Data excerpts:
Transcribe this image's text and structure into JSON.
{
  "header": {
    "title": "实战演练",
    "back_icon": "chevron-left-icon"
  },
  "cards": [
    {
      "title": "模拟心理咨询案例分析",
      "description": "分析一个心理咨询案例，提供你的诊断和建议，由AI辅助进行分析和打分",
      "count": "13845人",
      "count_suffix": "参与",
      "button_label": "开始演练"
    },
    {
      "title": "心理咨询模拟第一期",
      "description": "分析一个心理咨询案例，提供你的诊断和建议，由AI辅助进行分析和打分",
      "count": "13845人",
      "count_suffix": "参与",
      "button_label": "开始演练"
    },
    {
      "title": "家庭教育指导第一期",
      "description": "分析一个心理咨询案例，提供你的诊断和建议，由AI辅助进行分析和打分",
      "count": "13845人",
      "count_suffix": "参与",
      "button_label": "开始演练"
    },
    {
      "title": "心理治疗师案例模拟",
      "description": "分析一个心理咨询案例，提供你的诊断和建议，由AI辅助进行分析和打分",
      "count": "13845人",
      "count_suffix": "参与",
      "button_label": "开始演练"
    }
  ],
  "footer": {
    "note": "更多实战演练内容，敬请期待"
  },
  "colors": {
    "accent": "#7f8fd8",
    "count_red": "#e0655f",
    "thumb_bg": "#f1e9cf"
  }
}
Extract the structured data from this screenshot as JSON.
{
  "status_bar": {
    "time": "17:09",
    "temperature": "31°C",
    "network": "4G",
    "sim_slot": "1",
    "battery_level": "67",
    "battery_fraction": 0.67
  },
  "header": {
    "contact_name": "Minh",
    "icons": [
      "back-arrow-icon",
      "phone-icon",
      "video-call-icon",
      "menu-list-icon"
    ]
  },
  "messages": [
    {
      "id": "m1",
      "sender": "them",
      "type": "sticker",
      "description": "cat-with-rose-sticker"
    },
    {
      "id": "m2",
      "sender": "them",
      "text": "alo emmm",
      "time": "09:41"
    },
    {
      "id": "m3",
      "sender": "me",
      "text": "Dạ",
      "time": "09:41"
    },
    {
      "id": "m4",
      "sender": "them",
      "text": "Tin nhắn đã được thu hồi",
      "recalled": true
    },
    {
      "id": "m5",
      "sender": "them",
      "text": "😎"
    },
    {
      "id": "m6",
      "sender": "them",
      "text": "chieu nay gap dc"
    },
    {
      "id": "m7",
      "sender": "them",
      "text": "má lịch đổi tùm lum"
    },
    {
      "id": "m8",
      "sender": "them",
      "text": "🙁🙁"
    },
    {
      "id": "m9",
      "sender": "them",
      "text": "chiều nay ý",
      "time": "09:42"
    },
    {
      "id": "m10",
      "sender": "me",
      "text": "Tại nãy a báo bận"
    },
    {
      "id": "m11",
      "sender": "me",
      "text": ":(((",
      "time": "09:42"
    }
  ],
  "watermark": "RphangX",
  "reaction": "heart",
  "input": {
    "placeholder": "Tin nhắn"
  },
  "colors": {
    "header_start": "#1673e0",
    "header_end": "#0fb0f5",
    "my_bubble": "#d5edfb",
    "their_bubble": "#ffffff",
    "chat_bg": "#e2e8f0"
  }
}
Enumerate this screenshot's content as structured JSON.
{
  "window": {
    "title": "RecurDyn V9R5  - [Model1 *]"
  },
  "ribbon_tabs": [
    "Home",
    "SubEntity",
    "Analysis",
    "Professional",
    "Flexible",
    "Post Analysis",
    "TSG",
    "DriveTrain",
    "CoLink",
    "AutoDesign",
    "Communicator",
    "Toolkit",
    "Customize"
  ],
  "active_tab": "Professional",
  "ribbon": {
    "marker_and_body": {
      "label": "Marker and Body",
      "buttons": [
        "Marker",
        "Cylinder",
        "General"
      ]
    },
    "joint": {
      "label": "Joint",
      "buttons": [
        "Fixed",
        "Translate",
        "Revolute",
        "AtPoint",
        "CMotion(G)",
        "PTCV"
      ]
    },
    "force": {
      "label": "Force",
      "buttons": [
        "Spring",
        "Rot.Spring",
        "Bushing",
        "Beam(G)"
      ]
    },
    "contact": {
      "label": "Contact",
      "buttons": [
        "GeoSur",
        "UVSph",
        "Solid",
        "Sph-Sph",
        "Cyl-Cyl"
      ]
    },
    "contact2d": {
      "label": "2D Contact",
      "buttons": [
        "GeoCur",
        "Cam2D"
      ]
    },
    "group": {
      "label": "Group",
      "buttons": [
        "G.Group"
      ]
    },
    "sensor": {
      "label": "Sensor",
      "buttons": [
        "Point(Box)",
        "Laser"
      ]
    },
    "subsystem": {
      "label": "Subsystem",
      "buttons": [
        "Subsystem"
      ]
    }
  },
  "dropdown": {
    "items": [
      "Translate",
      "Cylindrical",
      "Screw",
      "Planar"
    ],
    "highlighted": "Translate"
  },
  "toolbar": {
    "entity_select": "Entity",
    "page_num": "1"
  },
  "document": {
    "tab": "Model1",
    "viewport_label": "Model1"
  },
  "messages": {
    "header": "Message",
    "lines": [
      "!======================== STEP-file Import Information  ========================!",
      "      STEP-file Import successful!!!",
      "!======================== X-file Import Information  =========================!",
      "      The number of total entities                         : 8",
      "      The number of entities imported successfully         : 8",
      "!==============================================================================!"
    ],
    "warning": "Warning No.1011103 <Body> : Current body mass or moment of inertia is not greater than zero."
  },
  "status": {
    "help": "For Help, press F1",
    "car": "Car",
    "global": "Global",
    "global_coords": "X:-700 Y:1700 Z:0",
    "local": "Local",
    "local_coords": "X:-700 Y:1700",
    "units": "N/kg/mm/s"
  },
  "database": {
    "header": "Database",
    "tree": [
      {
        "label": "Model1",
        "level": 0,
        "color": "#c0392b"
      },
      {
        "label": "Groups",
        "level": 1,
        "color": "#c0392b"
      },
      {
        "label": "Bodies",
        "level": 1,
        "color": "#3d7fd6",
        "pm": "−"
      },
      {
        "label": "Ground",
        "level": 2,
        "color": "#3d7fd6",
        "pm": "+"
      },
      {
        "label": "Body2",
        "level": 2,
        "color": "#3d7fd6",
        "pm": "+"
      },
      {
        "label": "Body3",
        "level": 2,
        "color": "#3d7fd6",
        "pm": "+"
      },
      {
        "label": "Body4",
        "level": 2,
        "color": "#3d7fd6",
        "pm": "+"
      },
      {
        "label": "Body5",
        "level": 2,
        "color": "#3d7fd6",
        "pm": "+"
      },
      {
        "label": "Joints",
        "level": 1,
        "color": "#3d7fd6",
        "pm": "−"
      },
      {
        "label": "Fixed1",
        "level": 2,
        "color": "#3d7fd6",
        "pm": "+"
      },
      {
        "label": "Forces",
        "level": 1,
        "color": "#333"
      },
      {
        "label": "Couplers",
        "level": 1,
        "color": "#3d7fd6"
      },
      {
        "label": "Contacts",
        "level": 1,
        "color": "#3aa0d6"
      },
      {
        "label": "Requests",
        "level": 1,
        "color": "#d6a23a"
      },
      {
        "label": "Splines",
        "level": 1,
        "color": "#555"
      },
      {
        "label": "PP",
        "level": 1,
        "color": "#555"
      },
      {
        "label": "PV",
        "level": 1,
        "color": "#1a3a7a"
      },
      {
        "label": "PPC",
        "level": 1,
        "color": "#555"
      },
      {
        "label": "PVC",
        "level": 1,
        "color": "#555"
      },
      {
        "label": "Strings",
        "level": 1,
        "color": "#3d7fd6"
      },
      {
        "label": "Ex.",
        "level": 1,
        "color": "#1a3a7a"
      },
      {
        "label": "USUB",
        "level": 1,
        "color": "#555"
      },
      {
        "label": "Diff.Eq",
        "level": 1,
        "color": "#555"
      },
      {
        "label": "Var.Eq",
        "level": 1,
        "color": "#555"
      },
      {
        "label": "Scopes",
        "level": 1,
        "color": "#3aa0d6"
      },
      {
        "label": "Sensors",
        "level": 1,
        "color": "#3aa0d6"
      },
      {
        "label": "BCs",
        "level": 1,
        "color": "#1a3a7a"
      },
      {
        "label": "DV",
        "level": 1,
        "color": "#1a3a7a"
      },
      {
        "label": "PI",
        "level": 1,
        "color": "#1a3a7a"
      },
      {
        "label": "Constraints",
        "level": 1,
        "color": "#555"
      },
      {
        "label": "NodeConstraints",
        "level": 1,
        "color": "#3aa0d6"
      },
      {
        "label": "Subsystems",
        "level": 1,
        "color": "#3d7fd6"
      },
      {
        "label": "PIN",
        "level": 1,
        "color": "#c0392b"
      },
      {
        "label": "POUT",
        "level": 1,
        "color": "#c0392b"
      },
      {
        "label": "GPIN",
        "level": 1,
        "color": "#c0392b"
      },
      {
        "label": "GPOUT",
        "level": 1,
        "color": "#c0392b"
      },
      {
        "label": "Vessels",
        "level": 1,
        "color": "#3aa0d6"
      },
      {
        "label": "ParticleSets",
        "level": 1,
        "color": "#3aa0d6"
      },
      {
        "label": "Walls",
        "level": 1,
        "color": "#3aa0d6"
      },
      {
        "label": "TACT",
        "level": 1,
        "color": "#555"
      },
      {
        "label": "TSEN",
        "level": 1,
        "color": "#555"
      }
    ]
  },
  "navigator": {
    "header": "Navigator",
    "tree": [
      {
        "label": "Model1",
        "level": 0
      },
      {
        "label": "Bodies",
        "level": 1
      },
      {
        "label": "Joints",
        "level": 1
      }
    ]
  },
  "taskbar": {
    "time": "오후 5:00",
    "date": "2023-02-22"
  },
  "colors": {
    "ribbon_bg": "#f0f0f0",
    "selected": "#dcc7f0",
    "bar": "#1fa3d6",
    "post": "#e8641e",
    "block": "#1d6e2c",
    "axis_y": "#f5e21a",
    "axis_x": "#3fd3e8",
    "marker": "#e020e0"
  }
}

Stated problem:
Each line above that holds the string "Information" should be copied and shown.

Result:
      "!======================== STEP-file Import Information  ========================!",
      "!======================== X-file Import Information  =========================!",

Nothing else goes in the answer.